__Zu erledigende Aufgaben__:
1) Wiederhole aus dem Text über Georg von Rauch wortgetreu alles von "Nach fünf Monaten" bis hinunter zu "durch Kopfschuss getötet.".
2) Greife den Text über Georg von Rauch nach seinem letzten Satz wieder auf und setze ihn fort.

__Bereitgestellter Text__:
Nachdem er zusammen mit seinen Freunden und Kampfgenossen Thomas Weisbecker und Michael Baumann den Journalisten Horst Rieck zusammengeschlagen hatten, wurde Rauch am 2. Februar 1970 schließlich verhaftet. Die folgenden eineinhalb Jahre verbrachte er in Untersuchungshaft, um schließlich wegen Nötigung, Körperverletzung und versuchten schweren Raubes angeklagt zu werden.

Am 8. Juli 1971 gelang es von Rauch aber, der Staatsgewalt zu entkommen. Die genaueren Umstände seiner Flucht wurden in der linken Sympathisantenszene bald unter dem Schlagwort "Verwechselungs-go-out" legendär: Von Rauch musste sich an diesem Tag zusammen mit Baumann und Weisbecker wegen des Überfalls auf Rieck vor dem Kriminalgericht in Berlin-Moabit verantworten, die Verhandlung wurde allerdings vertagt. Von Rauch und Weisbecker, die sich ähnlich sahen, hatten im Gerichtssaal ihre Rollen vertauscht, was offenbar niemandem aufgefallen war. Als daher der Richter Baumann und Weisbecker im Gegensatz zu ihrem Mitangeklagten Haftverschonung gewährte und die beiden aufforderte, den Gerichtssaal zu verlassen, konnte von Rauch unbemerkt an Stelle Weisbeckers aus dem Justizgebäude spazieren. Als Weisbecker später seine Identität preisgab, wurde auch er entlassen, bald darauf jedoch mit weiterem Haftbefehl wegen Fluchthilfe für von Rauch erneut gesucht.

Der gewaltsame Tod[edit]

Nach fünf Monaten auf der Flucht wurde Georg von Rauch am Abend des 4. Dezember 1971 in der Eisenacher Strasse, Nähe Mündung Kleiststraße, in Berlin-Schöneberg von Zivilfahndern gestellt und unter umstrittenen Umständen von einem Polizisten durch Kopfschuss getötet.

Rauch hatte zuvor zusammen mit seinen drei Kampfgefährten Michael "Bommi" Baumann, Hans Peter Knoll und Heinz Brockmann versucht, einen gestohlenen Ford Transit umzuparken, jedoch nicht geahnt, dass dieser bereits unter Observation von Polizisten und Verfassungsschützern stand. In der offiziellen Version der staatlichen Behörden war später davon die Rede, dass es beim Versuch der Verhaftung zu einem Schusswechsel gekommen sei. In dessen Verlauf seien von beiden Seiten zusammen etwa 25 Schüsse abgegeben worden. Dabei hätten die Gestellten, die außer von Rauch schließlich entkommen konnten, das Feuer eröffnet.

Gespeicherte Dateneinträge

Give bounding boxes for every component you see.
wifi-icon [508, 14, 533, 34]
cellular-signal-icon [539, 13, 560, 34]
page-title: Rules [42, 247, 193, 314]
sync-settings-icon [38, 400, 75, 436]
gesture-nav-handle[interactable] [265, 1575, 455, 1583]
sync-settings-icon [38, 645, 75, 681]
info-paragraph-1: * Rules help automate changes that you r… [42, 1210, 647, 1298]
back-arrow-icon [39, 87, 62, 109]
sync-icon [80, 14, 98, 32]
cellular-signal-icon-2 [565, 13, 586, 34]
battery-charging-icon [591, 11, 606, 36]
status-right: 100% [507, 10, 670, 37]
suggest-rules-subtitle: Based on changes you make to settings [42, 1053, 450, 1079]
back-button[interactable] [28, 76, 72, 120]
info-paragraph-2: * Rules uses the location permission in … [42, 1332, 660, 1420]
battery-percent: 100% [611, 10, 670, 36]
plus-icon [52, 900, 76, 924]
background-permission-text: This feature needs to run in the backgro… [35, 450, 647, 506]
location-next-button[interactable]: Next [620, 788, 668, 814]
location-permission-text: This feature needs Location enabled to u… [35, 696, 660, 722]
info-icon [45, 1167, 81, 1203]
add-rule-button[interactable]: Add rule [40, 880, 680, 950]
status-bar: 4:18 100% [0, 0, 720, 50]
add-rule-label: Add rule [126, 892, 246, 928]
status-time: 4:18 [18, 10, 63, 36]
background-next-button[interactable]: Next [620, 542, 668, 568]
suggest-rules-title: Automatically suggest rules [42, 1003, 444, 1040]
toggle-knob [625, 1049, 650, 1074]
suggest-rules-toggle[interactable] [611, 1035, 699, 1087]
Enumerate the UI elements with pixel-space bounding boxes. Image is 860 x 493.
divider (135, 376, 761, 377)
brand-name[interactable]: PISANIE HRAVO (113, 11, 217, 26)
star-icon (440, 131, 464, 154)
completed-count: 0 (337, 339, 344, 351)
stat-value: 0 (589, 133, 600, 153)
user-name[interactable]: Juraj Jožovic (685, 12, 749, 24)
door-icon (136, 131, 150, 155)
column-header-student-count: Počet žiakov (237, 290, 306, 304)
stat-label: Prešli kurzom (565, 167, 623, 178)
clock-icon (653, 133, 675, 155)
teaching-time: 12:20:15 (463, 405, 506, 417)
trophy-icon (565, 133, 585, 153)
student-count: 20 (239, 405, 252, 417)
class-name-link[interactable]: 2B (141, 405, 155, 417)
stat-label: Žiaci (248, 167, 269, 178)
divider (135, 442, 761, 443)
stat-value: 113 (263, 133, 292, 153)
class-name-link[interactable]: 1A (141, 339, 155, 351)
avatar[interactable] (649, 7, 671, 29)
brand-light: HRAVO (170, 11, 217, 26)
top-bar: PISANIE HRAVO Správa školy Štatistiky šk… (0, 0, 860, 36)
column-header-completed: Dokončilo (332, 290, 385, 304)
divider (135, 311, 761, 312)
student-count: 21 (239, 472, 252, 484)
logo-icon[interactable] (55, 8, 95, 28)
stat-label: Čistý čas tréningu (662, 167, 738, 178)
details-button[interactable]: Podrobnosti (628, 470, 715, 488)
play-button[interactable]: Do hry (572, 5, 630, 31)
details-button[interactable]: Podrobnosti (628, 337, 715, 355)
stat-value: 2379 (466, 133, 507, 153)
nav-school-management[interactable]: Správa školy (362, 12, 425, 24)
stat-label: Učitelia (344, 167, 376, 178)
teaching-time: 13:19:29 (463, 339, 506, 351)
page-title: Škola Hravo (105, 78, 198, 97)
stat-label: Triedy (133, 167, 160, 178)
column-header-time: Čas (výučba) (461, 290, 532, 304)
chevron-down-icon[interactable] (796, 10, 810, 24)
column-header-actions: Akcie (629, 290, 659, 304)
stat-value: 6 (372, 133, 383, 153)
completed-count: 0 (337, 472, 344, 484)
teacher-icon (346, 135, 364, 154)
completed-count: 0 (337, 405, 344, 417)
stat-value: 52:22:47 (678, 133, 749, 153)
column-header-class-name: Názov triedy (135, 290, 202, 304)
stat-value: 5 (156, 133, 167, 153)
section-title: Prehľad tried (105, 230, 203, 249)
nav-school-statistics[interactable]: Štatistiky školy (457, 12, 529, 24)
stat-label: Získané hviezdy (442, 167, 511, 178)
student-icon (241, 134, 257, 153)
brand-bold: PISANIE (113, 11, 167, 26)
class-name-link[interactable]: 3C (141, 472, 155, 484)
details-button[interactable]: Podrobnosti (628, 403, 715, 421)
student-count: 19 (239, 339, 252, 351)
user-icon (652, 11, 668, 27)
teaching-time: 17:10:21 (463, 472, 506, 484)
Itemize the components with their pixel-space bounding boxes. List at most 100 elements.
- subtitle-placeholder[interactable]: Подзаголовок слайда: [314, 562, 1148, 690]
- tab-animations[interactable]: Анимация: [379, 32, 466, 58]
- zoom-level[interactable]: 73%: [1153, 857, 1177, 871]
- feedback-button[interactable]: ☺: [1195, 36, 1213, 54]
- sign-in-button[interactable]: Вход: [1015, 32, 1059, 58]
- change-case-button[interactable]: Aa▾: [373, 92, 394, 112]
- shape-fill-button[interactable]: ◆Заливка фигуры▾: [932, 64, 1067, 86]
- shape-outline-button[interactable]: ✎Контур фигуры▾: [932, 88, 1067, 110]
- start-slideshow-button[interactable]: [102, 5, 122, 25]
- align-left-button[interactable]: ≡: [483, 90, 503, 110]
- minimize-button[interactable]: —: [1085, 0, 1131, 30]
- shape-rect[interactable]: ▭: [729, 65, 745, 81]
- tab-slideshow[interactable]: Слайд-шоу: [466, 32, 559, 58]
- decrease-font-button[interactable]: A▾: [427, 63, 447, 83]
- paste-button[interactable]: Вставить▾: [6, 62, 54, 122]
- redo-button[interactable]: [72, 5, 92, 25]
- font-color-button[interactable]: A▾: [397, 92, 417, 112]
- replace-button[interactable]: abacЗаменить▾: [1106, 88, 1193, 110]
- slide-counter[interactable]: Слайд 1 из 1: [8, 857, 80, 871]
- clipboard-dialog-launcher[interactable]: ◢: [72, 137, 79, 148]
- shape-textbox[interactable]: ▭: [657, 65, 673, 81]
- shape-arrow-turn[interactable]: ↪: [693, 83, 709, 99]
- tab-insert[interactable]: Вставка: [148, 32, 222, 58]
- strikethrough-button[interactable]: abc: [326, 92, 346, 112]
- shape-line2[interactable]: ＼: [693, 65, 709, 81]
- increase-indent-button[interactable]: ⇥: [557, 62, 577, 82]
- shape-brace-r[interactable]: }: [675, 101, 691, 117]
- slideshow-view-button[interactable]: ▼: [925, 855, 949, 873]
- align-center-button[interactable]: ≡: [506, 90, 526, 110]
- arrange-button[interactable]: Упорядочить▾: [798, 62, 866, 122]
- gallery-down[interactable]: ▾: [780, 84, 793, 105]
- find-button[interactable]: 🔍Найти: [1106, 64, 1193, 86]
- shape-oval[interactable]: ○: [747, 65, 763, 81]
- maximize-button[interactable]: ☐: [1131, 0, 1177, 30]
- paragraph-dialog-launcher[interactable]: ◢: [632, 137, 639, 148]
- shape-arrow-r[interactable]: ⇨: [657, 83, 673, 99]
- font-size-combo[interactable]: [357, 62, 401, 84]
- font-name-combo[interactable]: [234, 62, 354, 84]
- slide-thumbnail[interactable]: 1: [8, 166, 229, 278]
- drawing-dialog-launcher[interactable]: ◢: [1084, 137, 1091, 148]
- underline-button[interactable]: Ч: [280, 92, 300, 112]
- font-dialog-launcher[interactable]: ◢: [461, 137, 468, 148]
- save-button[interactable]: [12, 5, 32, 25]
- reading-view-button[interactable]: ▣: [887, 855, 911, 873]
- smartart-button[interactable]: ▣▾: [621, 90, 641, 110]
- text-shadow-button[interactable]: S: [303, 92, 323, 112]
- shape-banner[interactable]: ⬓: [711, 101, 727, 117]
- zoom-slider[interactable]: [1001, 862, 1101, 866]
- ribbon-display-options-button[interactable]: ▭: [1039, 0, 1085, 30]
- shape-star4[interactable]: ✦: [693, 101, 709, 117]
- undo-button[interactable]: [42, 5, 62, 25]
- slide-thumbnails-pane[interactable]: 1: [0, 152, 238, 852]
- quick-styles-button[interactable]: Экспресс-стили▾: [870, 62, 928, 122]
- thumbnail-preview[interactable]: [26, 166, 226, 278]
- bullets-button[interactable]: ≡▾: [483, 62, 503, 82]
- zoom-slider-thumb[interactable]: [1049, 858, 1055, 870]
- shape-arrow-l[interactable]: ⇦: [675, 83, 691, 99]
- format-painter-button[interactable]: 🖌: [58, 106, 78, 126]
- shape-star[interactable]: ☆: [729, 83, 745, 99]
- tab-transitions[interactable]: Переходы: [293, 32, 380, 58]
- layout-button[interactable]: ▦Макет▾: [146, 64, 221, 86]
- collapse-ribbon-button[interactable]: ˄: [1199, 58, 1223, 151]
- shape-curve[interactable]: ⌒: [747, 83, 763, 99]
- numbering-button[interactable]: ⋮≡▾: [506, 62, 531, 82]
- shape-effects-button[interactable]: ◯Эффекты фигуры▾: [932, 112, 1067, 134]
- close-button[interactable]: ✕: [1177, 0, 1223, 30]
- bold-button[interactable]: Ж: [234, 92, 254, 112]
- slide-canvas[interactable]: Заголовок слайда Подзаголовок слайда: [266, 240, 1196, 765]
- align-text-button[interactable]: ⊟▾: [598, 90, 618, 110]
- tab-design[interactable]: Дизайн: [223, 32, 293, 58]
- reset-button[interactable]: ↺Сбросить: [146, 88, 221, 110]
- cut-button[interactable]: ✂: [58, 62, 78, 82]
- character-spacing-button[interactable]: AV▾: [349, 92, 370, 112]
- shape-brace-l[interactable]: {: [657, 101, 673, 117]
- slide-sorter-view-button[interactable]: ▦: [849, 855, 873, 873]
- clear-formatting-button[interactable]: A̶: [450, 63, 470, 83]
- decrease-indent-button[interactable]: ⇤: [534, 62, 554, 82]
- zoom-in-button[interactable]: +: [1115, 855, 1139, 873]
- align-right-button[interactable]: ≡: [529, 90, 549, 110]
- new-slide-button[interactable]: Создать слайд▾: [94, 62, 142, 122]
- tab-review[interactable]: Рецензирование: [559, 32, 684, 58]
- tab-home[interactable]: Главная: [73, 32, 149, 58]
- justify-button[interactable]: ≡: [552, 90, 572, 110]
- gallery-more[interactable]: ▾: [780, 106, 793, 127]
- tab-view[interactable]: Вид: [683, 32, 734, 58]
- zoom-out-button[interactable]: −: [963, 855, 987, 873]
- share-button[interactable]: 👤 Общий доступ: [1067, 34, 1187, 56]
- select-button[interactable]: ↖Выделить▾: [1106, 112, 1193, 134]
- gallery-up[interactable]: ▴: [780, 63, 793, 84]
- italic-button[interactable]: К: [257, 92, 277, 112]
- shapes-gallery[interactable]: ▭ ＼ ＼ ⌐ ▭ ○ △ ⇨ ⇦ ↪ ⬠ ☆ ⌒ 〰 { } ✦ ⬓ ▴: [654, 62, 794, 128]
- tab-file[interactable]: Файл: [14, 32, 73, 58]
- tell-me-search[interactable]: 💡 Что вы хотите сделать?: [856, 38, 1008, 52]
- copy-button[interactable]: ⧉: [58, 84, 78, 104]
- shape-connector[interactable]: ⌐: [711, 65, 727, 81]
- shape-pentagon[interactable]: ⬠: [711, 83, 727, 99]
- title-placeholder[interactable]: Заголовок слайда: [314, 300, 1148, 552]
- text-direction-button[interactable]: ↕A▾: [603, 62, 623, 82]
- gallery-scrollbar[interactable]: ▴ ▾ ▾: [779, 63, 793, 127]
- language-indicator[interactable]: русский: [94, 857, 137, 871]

__Lösungen der Aufgaben__:
1)
Nach fünf Monaten auf der Flucht wurde Georg von Rauch am Abend des 4. Dezember 1971 in der Eisenacher Strasse, Nähe Mündung Kleiststraße, in Berlin-Schöneberg von Zivilfahndern gestellt und unter umstrittenen Umständen von einem Polizisten durch Kopfschuss getötet.

2)
Linke Unterstützer zogen diese Darstellung später in Zweifel und verwiesen darauf, dass neben der Leiche keine Pistole gefunden worden war. Sie schlossen daraus, ein unbewaffneter von Rauch sei ohne Gegenwehr erschossen worden ("Killfahndung"). Dahingegen wartete Baumann in einem Spiegel-Interview zwei Jahre darauf mit einer anderen Version auf: Danach habe in der Tat von Rauch zuerst geschossen, jedoch sei fast gleichzeitig von den Ermittlern gefeuert worden. Baumann räumte bei gleicher Gelegenheit ein, dass auch er an diesem Tag Schüsse abgegeben hatte.

Ein Verfahren gegen den Polizisten fand nicht statt.

Nachwirkung[edit]

Von Rauch wurde bereits unmittelbar noch seinem Tod für die linksradikale Szene zu einer Art Märtyrer. Unter anderem wurde das von der Hausbesetzerszene in Beschlag genommene ehemalige Schwesternwohnheim des Bethanien in Berlin-Kreuzberg von seinen Besetzern in „Georg-von-Rauch-Haus“ umbenannt. Diesem widmete die Rock-Band Ton Steine Scherben um ihren Frontmann Rio Reiser 1972 den Rauch-Haus-Song.

Auch die Bewegung 2. Juni, in der der Zentralrat der umherschweifenden Haschrebellen kurz nach Georg von Rauchs Tod aufging, führte ihn als eine Art postumes Mitglied und bemühte sich, sein Andenken hochzuhalten.

Umso übler nahmen diese Unterstützergruppen Baumann später, dass dieser die Darstellung der Justiz von den unmittelbaren Umständen der tödlichen Schüsse auf Georg von Rauch im wesentlichen bestätigt hatte.

Literatur und Quellen[edit]

  • Baumann, Bommi. Wie alles anfing. Mit einem Vorwort von Heinrich Böll und einer Nachbemerkung von Michael Sontheimer. Berlin: Rotbuch-Verlag, 1991.